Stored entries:
-------------------------

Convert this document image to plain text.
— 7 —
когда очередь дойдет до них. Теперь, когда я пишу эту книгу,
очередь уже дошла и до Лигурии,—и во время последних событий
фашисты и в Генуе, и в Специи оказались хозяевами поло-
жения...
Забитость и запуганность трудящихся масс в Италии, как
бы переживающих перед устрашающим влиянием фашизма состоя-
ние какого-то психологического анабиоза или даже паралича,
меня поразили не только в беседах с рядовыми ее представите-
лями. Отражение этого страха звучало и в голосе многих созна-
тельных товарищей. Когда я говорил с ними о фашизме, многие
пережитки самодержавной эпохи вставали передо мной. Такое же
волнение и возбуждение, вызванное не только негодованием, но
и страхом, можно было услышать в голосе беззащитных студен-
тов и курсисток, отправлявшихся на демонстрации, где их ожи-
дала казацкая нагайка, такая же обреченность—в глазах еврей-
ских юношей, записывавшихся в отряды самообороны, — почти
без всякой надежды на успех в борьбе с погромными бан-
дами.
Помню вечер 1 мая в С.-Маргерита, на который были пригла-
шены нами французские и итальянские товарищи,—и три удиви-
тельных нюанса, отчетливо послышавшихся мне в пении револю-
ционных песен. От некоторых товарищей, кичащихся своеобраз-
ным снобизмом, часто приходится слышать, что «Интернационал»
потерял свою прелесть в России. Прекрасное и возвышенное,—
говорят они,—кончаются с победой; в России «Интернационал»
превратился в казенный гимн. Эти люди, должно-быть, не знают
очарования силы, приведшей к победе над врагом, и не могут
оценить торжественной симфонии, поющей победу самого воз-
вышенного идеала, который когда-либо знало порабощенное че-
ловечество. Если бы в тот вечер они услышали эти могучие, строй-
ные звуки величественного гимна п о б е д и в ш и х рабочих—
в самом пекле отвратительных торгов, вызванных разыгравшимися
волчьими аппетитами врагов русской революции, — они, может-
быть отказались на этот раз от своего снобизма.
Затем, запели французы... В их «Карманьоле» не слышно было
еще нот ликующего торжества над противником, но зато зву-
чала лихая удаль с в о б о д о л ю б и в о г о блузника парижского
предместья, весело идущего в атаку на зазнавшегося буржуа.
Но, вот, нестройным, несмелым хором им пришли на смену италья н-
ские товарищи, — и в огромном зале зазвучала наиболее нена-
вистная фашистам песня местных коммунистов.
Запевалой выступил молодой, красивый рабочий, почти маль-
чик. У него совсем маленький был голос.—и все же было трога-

-------------------------

Gather each line in these records that contains the string "очередь".

когда очередь дойдет до них. Теперь, когда я пишу эту книгу,
очередь уже дошла и до Лигурии,—и во время последних событий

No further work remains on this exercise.